- [Short problem]:
Read the data and repeat it in full, exactly.

------ Data supplied

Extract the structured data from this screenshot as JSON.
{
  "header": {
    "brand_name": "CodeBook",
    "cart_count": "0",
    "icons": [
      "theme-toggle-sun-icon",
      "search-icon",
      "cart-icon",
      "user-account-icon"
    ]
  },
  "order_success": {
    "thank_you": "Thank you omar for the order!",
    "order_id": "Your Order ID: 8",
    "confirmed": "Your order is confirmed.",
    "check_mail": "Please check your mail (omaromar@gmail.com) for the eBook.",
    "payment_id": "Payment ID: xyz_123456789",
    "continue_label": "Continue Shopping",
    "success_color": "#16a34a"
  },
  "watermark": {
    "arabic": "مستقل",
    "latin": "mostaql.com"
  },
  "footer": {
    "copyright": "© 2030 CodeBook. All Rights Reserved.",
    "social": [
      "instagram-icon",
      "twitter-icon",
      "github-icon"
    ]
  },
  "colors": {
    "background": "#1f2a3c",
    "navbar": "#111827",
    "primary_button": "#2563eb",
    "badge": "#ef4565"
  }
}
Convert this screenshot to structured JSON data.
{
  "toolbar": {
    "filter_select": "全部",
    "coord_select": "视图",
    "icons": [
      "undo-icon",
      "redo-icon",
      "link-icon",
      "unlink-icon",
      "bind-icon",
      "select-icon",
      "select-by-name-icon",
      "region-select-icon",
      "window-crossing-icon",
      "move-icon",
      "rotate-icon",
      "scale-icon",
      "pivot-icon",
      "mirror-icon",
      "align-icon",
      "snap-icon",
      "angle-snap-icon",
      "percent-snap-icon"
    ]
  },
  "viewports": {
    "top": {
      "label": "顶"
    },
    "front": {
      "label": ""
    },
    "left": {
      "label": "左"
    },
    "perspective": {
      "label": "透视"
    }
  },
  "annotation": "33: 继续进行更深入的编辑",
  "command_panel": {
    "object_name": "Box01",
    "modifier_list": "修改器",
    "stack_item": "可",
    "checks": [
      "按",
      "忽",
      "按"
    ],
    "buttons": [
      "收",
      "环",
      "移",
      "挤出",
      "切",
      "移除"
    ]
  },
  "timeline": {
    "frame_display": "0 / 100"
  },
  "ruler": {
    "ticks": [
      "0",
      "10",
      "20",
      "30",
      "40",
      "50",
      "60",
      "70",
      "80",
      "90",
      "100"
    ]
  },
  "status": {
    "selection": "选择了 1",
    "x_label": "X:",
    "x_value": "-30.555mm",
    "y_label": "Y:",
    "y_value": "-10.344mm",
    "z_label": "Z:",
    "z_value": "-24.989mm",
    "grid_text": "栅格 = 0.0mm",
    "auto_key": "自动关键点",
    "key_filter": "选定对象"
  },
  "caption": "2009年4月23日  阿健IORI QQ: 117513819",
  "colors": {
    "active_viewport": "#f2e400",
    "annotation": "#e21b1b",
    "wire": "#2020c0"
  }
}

------------

- [Task solution]:
Extract the structured data from this screenshot as JSON.
{
  "header": {
    "brand_name": "CodeBook",
    "cart_count": "0",
    "icons": [
      "theme-toggle-sun-icon",
      "search-icon",
      "cart-icon",
      "user-account-icon"
    ]
  },
  "order_success": {
    "thank_you": "Thank you omar for the order!",
    "order_id": "Your Order ID: 8",
    "confirmed": "Your order is confirmed.",
    "check_mail": "Please check your mail (omaromar@gmail.com) for the eBook.",
    "payment_id": "Payment ID: xyz_123456789",
    "continue_label": "Continue Shopping",
    "success_color": "#16a34a"
  },
  "watermark": {
    "arabic": "مستقل",
    "latin": "mostaql.com"
  },
  "footer": {
    "copyright": "© 2030 CodeBook. All Rights Reserved.",
    "social": [
      "instagram-icon",
      "twitter-icon",
      "github-icon"
    ]
  },
  "colors": {
    "background": "#1f2a3c",
    "navbar": "#111827",
    "primary_button": "#2563eb",
    "badge": "#ef4565"
  }
}
Convert this screenshot to structured JSON data.
{
  "toolbar": {
    "filter_select": "全部",
    "coord_select": "视图",
    "icons": [
      "undo-icon",
      "redo-icon",
      "link-icon",
      "unlink-icon",
      "bind-icon",
      "select-icon",
      "select-by-name-icon",
      "region-select-icon",
      "window-crossing-icon",
      "move-icon",
      "rotate-icon",
      "scale-icon",
      "pivot-icon",
      "mirror-icon",
      "align-icon",
      "snap-icon",
      "angle-snap-icon",
      "percent-snap-icon"
    ]
  },
  "viewports": {
    "top": {
      "label": "顶"
    },
    "front": {
      "label": ""
    },
    "left": {
      "label": "左"
    },
    "perspective": {
      "label": "透视"
    }
  },
  "annotation": "33: 继续进行更深入的编辑",
  "command_panel": {
    "object_name": "Box01",
    "modifier_list": "修改器",
    "stack_item": "可",
    "checks": [
      "按",
      "忽",
      "按"
    ],
    "buttons": [
      "收",
      "环",
      "移",
      "挤出",
      "切",
      "移除"
    ]
  },
  "timeline": {
    "frame_display": "0 / 100"
  },
  "ruler": {
    "ticks": [
      "0",
      "10",
      "20",
      "30",
      "40",
      "50",
      "60",
      "70",
      "80",
      "90",
      "100"
    ]
  },
  "status": {
    "selection": "选择了 1",
    "x_label": "X:",
    "x_value": "-30.555mm",
    "y_label": "Y:",
    "y_value": "-10.344mm",
    "z_label": "Z:",
    "z_value": "-24.989mm",
    "grid_text": "栅格 = 0.0mm",
    "auto_key": "自动关键点",
    "key_filter": "选定对象"
  },
  "caption": "2009年4月23日  阿健IORI QQ: 117513819",
  "colors": {
    "active_viewport": "#f2e400",
    "annotation": "#e21b1b",
    "wire": "#2020c0"
  }
}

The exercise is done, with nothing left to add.